• **Articolo**
+--

Schegge di vangelo a cura di don Stefano Bimbi
Cristo Re a cura di Ermes Dovico
L’INTERVISTA

«Le adozioni internazionali? Crollano pure per l’ideologia»

Fondo Adozioni, ammonta a oltre due milioni di euro il taglio previsto dal governo giallorosso per i prossimi tre anni. «Al di là dei soldi che vengono tolti, la verità è che per otto anni c’è stato molto disinteresse a livello amministrativo e di rapporti internazionali. E le novità dal punto di vista morale e politico, potremmo dire ideologico, hanno messo in crisi l’idea dell’adozione internazionale». La Nuova BQ intervista Carlo Giovanardi, già presidente della CAI.

+--

• **Obiettivi**
[a] Indica se queste affermazioni concordano con l'articolo, rispondendo sì o no e citando le parole che lo dimostrano: (i) il taglio al Fondo Adozioni previsto per i prossimi tre anni supera i due milioni di euro; (ii) secondo l'intervistato, il disinteresse amministrativo è durato cinque anni; (iii) Carlo Giovanardi è l'attuale presidente della CAI.
[b] Trascrivi dall'articolo il passo da «Fondo Adozioni, ammonta» a «presidente della CAI.».
Gli elementi non servono per questo lavoro sull'articolo.

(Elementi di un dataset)
+--

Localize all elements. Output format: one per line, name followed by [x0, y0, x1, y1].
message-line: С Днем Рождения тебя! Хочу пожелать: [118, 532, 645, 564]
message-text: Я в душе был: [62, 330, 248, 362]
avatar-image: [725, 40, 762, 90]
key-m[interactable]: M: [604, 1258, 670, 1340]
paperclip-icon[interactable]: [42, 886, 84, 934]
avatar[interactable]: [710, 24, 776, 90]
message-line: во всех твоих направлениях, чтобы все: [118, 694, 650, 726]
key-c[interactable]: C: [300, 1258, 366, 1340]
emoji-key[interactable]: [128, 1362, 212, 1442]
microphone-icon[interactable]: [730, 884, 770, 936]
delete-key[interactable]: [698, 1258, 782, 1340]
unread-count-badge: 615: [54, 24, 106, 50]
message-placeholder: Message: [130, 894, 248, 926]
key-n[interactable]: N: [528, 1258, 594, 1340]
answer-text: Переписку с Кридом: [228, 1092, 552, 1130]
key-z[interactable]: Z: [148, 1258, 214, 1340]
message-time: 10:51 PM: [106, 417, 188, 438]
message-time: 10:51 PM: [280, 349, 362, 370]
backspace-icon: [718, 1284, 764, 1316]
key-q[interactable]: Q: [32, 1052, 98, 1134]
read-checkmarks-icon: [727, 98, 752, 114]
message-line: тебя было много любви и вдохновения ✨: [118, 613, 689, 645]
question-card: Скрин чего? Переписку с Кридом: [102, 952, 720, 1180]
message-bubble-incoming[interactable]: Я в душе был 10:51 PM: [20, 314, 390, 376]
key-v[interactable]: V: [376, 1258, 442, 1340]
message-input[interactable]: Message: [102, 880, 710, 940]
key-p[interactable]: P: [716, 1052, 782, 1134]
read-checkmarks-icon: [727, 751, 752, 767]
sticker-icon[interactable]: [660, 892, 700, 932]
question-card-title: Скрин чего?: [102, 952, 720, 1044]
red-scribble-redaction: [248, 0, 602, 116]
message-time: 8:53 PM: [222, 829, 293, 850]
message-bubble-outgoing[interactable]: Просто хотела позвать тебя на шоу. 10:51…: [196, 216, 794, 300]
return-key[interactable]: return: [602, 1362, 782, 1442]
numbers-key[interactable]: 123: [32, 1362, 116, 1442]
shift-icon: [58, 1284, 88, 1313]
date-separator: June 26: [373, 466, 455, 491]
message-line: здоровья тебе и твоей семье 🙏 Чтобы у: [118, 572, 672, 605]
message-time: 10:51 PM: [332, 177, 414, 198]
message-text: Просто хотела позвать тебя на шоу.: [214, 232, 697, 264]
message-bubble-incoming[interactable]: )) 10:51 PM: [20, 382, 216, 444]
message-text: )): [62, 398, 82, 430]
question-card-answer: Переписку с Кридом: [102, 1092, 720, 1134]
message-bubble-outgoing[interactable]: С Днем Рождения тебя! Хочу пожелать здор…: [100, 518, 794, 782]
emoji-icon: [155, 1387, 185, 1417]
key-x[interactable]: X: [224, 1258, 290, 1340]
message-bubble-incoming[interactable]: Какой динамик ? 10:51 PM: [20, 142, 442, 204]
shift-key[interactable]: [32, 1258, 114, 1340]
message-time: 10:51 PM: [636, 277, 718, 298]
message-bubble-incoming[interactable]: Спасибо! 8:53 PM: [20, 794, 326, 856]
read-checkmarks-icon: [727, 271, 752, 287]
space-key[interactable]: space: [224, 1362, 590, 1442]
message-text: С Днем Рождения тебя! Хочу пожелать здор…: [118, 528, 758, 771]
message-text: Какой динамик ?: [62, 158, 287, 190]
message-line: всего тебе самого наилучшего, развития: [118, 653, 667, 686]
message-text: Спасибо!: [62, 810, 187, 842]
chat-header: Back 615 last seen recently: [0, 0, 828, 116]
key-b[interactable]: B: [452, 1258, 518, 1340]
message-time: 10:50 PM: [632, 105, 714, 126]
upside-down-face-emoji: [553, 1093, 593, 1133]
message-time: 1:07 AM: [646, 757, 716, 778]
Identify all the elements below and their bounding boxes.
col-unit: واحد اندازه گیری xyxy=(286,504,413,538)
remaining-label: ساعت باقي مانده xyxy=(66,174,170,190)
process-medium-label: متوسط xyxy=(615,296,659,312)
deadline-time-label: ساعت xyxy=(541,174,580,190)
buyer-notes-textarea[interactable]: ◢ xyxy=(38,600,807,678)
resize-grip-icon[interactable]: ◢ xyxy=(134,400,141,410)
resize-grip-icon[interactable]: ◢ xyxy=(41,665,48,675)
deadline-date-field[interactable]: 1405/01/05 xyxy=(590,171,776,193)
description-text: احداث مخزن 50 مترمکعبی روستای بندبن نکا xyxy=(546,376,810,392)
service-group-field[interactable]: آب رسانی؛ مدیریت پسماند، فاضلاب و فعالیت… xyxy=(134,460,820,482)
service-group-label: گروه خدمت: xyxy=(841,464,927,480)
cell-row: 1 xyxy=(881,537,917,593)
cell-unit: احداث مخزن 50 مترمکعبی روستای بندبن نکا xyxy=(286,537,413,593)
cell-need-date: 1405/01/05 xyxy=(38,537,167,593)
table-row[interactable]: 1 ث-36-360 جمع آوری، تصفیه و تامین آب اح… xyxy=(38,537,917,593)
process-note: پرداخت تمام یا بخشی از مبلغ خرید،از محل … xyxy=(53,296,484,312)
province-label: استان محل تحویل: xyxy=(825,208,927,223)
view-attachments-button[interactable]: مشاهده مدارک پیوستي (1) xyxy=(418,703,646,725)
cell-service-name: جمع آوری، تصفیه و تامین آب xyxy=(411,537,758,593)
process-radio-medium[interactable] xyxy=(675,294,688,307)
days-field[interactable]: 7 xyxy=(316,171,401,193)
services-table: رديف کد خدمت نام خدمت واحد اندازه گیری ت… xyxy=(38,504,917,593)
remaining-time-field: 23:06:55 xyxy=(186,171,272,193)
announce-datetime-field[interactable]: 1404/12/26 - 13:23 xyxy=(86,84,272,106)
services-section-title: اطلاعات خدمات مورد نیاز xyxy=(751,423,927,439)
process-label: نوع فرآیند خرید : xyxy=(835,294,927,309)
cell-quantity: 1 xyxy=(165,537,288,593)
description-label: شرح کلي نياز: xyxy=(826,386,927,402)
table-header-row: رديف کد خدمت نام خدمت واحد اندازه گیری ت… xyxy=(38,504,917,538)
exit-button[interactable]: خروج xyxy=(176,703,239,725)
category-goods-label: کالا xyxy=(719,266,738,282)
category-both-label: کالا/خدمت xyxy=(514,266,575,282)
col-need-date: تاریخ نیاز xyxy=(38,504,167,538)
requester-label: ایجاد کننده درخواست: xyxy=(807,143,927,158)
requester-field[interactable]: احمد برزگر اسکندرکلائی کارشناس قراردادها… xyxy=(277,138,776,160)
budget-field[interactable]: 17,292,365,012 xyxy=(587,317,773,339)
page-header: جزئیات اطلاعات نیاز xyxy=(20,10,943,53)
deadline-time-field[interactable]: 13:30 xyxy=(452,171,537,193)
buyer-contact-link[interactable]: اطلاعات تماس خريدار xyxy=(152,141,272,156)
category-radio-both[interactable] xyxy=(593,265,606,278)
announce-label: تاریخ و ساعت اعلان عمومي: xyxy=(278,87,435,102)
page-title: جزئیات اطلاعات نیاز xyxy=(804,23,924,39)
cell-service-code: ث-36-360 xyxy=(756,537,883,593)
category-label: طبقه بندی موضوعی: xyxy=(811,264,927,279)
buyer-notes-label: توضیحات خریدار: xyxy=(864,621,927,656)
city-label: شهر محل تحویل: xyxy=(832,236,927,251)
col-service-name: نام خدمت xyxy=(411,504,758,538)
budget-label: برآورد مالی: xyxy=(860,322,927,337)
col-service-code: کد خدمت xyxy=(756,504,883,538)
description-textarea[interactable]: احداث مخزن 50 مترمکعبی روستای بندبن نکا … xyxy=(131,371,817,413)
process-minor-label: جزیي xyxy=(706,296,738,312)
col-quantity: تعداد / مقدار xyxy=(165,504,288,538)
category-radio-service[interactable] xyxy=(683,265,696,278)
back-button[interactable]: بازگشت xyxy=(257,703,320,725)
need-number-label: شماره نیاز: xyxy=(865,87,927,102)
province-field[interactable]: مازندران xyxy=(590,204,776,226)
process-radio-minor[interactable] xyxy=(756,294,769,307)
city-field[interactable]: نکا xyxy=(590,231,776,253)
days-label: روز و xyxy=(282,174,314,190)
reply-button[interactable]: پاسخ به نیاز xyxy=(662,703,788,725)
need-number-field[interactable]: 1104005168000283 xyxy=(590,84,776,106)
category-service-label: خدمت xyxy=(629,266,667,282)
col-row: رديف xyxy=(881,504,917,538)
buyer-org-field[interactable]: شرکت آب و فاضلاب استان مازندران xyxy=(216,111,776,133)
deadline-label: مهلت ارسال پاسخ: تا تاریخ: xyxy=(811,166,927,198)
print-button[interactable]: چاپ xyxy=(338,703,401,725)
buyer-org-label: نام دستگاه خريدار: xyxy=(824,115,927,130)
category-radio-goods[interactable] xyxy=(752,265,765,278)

+--

• **Soluzioni**
[a]
(i) Sì: «ammonta a oltre due milioni di euro il taglio previsto dal governo giallorosso per i prossimi tre anni».
(ii) No: «per otto anni c’è stato molto disinteresse a livello amministrativo».
(iii) No: «già presidente della CAI».

[b]
Fondo Adozioni, ammonta a oltre due milioni di euro il taglio previsto dal governo giallorosso per i prossimi tre anni. «Al di là dei soldi che vengono tolti, la verità è che per otto anni c’è stato molto disinteresse a livello amministrativo e di rapporti internazionali. E le novità dal punto di vista morale e politico, potremmo dire ideologico, hanno messo in crisi l’idea dell’adozione internazionale». La Nuova BQ intervista Carlo Giovanardi, già presidente della CAI.